Write out the records again, exactly, leaving none out.

§ Available records:
━━━━

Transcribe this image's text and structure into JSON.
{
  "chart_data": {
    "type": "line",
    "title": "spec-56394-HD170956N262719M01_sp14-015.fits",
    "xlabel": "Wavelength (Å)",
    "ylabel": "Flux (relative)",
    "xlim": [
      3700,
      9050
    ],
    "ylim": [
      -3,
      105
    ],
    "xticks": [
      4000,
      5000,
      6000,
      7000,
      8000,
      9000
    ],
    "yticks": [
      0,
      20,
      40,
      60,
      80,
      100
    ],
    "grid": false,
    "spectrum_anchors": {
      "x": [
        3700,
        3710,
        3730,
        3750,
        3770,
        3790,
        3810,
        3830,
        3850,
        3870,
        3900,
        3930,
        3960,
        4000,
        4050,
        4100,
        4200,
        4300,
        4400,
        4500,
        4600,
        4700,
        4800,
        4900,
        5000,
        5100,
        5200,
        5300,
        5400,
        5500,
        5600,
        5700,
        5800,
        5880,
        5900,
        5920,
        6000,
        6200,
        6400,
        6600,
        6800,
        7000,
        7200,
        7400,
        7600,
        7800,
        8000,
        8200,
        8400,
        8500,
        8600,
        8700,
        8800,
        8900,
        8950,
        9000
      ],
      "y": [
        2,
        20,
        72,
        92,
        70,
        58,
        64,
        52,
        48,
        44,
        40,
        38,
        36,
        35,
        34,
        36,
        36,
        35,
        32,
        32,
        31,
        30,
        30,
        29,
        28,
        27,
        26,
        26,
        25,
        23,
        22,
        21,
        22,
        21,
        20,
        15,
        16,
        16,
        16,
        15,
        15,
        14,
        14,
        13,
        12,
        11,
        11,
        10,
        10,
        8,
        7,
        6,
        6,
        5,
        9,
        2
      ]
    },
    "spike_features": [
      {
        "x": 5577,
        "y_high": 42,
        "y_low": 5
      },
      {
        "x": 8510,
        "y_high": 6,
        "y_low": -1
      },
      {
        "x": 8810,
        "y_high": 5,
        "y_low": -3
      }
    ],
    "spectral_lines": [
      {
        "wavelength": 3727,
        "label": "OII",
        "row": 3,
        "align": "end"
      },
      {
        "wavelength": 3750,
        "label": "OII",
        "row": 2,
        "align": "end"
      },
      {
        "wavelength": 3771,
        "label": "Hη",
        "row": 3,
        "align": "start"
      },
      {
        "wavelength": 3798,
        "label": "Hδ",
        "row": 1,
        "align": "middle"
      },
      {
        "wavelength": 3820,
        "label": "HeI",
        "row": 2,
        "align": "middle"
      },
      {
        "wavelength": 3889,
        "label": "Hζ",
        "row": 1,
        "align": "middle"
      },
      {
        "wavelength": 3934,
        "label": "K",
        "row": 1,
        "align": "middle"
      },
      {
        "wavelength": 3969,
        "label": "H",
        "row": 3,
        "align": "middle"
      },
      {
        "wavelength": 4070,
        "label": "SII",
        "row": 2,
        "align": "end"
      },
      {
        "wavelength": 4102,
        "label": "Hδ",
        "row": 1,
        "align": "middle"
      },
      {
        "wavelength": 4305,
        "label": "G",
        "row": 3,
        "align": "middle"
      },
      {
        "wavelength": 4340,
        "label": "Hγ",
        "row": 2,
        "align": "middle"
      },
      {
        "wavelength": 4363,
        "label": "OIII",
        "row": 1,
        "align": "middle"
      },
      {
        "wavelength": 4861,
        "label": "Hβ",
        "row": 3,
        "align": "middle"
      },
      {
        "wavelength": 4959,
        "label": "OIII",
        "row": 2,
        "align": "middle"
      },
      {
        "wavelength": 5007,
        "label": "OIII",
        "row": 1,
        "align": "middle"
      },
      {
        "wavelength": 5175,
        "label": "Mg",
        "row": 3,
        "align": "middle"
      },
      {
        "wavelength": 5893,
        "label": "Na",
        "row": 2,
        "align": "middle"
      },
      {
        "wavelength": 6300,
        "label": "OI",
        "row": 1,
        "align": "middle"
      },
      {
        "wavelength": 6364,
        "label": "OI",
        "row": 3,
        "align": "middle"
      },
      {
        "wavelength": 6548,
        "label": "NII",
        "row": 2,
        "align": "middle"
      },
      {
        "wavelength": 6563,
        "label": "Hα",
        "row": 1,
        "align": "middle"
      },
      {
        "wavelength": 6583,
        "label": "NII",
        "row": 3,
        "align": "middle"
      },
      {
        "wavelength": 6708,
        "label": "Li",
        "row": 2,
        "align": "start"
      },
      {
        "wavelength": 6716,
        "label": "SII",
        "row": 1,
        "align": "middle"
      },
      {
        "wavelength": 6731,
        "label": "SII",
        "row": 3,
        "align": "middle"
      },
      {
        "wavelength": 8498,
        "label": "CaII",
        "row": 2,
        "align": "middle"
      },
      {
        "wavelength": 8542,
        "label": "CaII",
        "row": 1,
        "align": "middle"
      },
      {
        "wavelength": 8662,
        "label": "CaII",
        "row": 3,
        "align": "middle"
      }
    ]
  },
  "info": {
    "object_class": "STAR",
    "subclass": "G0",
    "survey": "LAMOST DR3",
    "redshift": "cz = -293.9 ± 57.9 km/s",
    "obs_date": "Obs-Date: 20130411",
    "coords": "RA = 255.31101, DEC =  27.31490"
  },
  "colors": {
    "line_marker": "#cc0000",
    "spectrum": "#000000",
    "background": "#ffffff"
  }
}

━━━━

§ Solution below:
Transcribe this image's text and structure into JSON.
{
  "chart_data": {
    "type": "line",
    "title": "spec-56394-HD170956N262719M01_sp14-015.fits",
    "xlabel": "Wavelength (Å)",
    "ylabel": "Flux (relative)",
    "xlim": [
      3700,
      9050
    ],
    "ylim": [
      -3,
      105
    ],
    "xticks": [
      4000,
      5000,
      6000,
      7000,
      8000,
      9000
    ],
    "yticks": [
      0,
      20,
      40,
      60,
      80,
      100
    ],
    "grid": false,
    "spectrum_anchors": {
      "x": [
        3700,
        3710,
        3730,
        3750,
        3770,
        3790,
        3810,
        3830,
        3850,
        3870,
        3900,
        3930,
        3960,
        4000,
        4050,
        4100,
        4200,
        4300,
        4400,
        4500,
        4600,
        4700,
        4800,
        4900,
        5000,
        5100,
        5200,
        5300,
        5400,
        5500,
        5600,
        5700,
        5800,
        5880,
        5900,
        5920,
        6000,
        6200,
        6400,
        6600,
        6800,
        7000,
        7200,
        7400,
        7600,
        7800,
        8000,
        8200,
        8400,
        8500,
        8600,
        8700,
        8800,
        8900,
        8950,
        9000
      ],
      "y": [
        2,
        20,
        72,
        92,
        70,
        58,
        64,
        52,
        48,
        44,
        40,
        38,
        36,
        35,
        34,
        36,
        36,
        35,
        32,
        32,
        31,
        30,
        30,
        29,
        28,
        27,
        26,
        26,
        25,
        23,
        22,
        21,
        22,
        21,
        20,
        15,
        16,
        16,
        16,
        15,
        15,
        14,
        14,
        13,
        12,
        11,
        11,
        10,
        10,
        8,
        7,
        6,
        6,
        5,
        9,
        2
      ]
    },
    "spike_features": [
      {
        "x": 5577,
        "y_high": 42,
        "y_low": 5
      },
      {
        "x": 8510,
        "y_high": 6,
        "y_low": -1
      },
      {
        "x": 8810,
        "y_high": 5,
        "y_low": -3
      }
    ],
    "spectral_lines": [
      {
        "wavelength": 3727,
        "label": "OII",
        "row": 3,
        "align": "end"
      },
      {
        "wavelength": 3750,
        "label": "OII",
        "row": 2,
        "align": "end"
      },
      {
        "wavelength": 3771,
        "label": "Hη",
        "row": 3,
        "align": "start"
      },
      {
        "wavelength": 3798,
        "label": "Hδ",
        "row": 1,
        "align": "middle"
      },
      {
        "wavelength": 3820,
        "label": "HeI",
        "row": 2,
        "align": "middle"
      },
      {
        "wavelength": 3889,
        "label": "Hζ",
        "row": 1,
        "align": "middle"
      },
      {
        "wavelength": 3934,
        "label": "K",
        "row": 1,
        "align": "middle"
      },
      {
        "wavelength": 3969,
        "label": "H",
        "row": 3,
        "align": "middle"
      },
      {
        "wavelength": 4070,
        "label": "SII",
        "row": 2,
        "align": "end"
      },
      {
        "wavelength": 4102,
        "label": "Hδ",
        "row": 1,
        "align": "middle"
      },
      {
        "wavelength": 4305,
        "label": "G",
        "row": 3,
        "align": "middle"
      },
      {
        "wavelength": 4340,
        "label": "Hγ",
        "row": 2,
        "align": "middle"
      },
      {
        "wavelength": 4363,
        "label": "OIII",
        "row": 1,
        "align": "middle"
      },
      {
        "wavelength": 4861,
        "label": "Hβ",
        "row": 3,
        "align": "middle"
      },
      {
        "wavelength": 4959,
        "label": "OIII",
        "row": 2,
        "align": "middle"
      },
      {
        "wavelength": 5007,
        "label": "OIII",
        "row": 1,
        "align": "middle"
      },
      {
        "wavelength": 5175,
        "label": "Mg",
        "row": 3,
        "align": "middle"
      },
      {
        "wavelength": 5893,
        "label": "Na",
        "row": 2,
        "align": "middle"
      },
      {
        "wavelength": 6300,
        "label": "OI",
        "row": 1,
        "align": "middle"
      },
      {
        "wavelength": 6364,
        "label": "OI",
        "row": 3,
        "align": "middle"
      },
      {
        "wavelength": 6548,
        "label": "NII",
        "row": 2,
        "align": "middle"
      },
      {
        "wavelength": 6563,
        "label": "Hα",
        "row": 1,
        "align": "middle"
      },
      {
        "wavelength": 6583,
        "label": "NII",
        "row": 3,
        "align": "middle"
      },
      {
        "wavelength": 6708,
        "label": "Li",
        "row": 2,
        "align": "start"
      },
      {
        "wavelength": 6716,
        "label": "SII",
        "row": 1,
        "align": "middle"
      },
      {
        "wavelength": 6731,
        "label": "SII",
        "row": 3,
        "align": "middle"
      },
      {
        "wavelength": 8498,
        "label": "CaII",
        "row": 2,
        "align": "middle"
      },
      {
        "wavelength": 8542,
        "label": "CaII",
        "row": 1,
        "align": "middle"
      },
      {
        "wavelength": 8662,
        "label": "CaII",
        "row": 3,
        "align": "middle"
      }
    ]
  },
  "info": {
    "object_class": "STAR",
    "subclass": "G0",
    "survey": "LAMOST DR3",
    "redshift": "cz = -293.9 ± 57.9 km/s",
    "obs_date": "Obs-Date: 20130411",
    "coords": "RA = 255.31101, DEC =  27.31490"
  },
  "colors": {
    "line_marker": "#cc0000",
    "spectrum": "#000000",
    "background": "#ffffff"
  }
}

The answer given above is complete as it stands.